Items from a dataset:
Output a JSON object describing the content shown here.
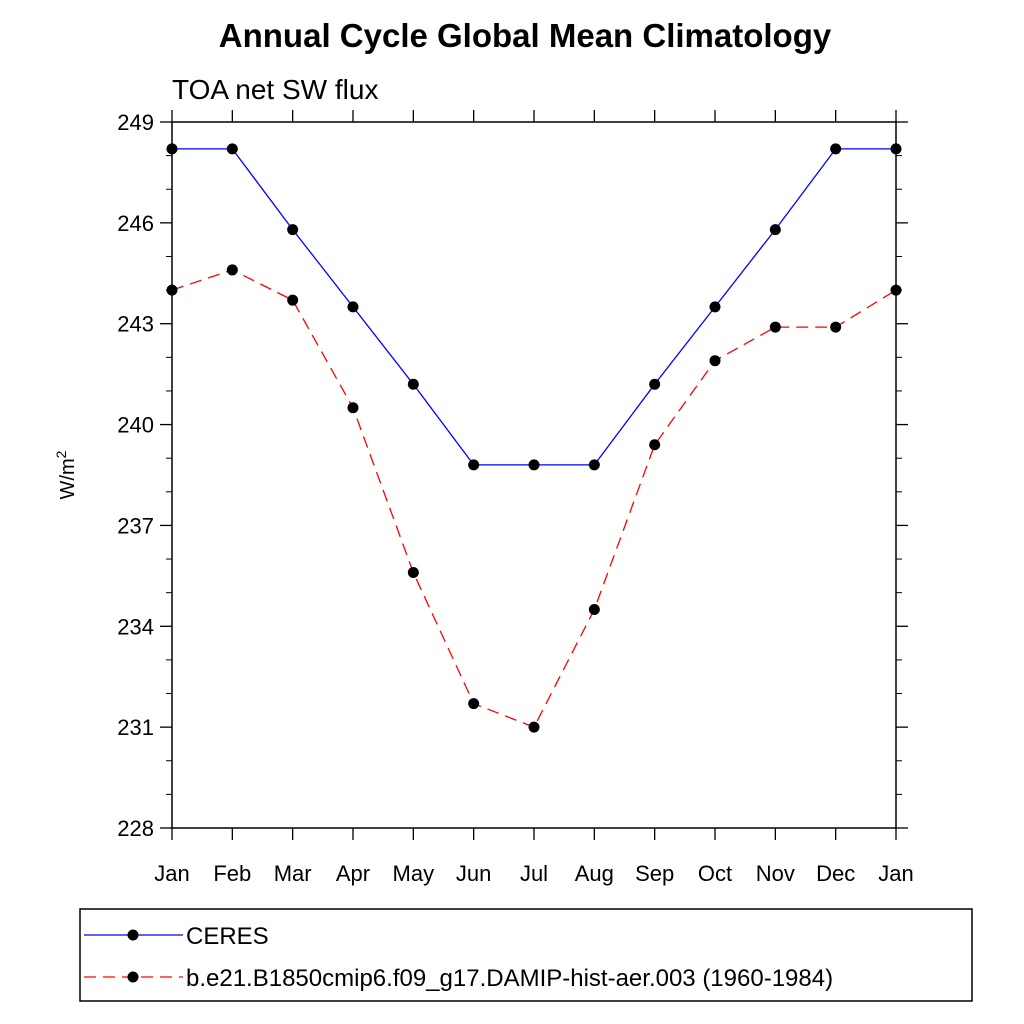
{
  "chart_data": {
    "type": "line",
    "title": "Annual Cycle Global Mean Climatology",
    "subtitle": "TOA net SW flux",
    "xlabel": "",
    "ylabel": "W/m",
    "ylabel_superscript": "2",
    "categories": [
      "Jan",
      "Feb",
      "Mar",
      "Apr",
      "May",
      "Jun",
      "Jul",
      "Aug",
      "Sep",
      "Oct",
      "Nov",
      "Dec",
      "Jan"
    ],
    "ylim": [
      228,
      249
    ],
    "yticks": [
      228,
      231,
      234,
      237,
      240,
      243,
      246,
      249
    ],
    "ytick_labels": [
      "228",
      "231",
      "234",
      "237",
      "240",
      "243",
      "246",
      "249"
    ],
    "grid": false,
    "legend_position": "bottom",
    "series": [
      {
        "name": "CERES",
        "color": "#0000ff",
        "line_style": "solid",
        "marker": "filled-circle",
        "values": [
          248.2,
          248.2,
          245.8,
          243.5,
          241.2,
          238.8,
          238.8,
          238.8,
          241.2,
          243.5,
          245.8,
          248.2,
          248.2
        ]
      },
      {
        "name": "b.e21.B1850cmip6.f09_g17.DAMIP-hist-aer.003 (1960-1984)",
        "color": "#ff0000",
        "line_style": "dashed",
        "marker": "filled-circle",
        "values": [
          244.0,
          244.6,
          243.7,
          240.5,
          235.6,
          231.7,
          231.0,
          234.5,
          239.4,
          241.9,
          242.9,
          242.9,
          244.0
        ]
      }
    ]
  }
}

Problem: Except for the pictures, copy every line of the records above exactly.

Exercise solution:
Output a JSON object describing the content shown here.
{
  "chart_data": {
    "type": "line",
    "title": "Annual Cycle Global Mean Climatology",
    "subtitle": "TOA net SW flux",
    "xlabel": "",
    "ylabel": "W/m",
    "ylabel_superscript": "2",
    "categories": [
      "Jan",
      "Feb",
      "Mar",
      "Apr",
      "May",
      "Jun",
      "Jul",
      "Aug",
      "Sep",
      "Oct",
      "Nov",
      "Dec",
      "Jan"
    ],
    "ylim": [
      228,
      249
    ],
    "yticks": [
      228,
      231,
      234,
      237,
      240,
      243,
      246,
      249
    ],
    "ytick_labels": [
      "228",
      "231",
      "234",
      "237",
      "240",
      "243",
      "246",
      "249"
    ],
    "grid": false,
    "legend_position": "bottom",
    "series": [
      {
        "name": "CERES",
        "color": "#0000ff",
        "line_style": "solid",
        "marker": "filled-circle",
        "values": [
          248.2,
          248.2,
          245.8,
          243.5,
          241.2,
          238.8,
          238.8,
          238.8,
          241.2,
          243.5,
          245.8,
          248.2,
          248.2
        ]
      },
      {
        "name": "b.e21.B1850cmip6.f09_g17.DAMIP-hist-aer.003 (1960-1984)",
        "color": "#ff0000",
        "line_style": "dashed",
        "marker": "filled-circle",
        "values": [
          244.0,
          244.6,
          243.7,
          240.5,
          235.6,
          231.7,
          231.0,
          234.5,
          239.4,
          241.9,
          242.9,
          242.9,
          244.0
        ]
      }
    ]
  }
}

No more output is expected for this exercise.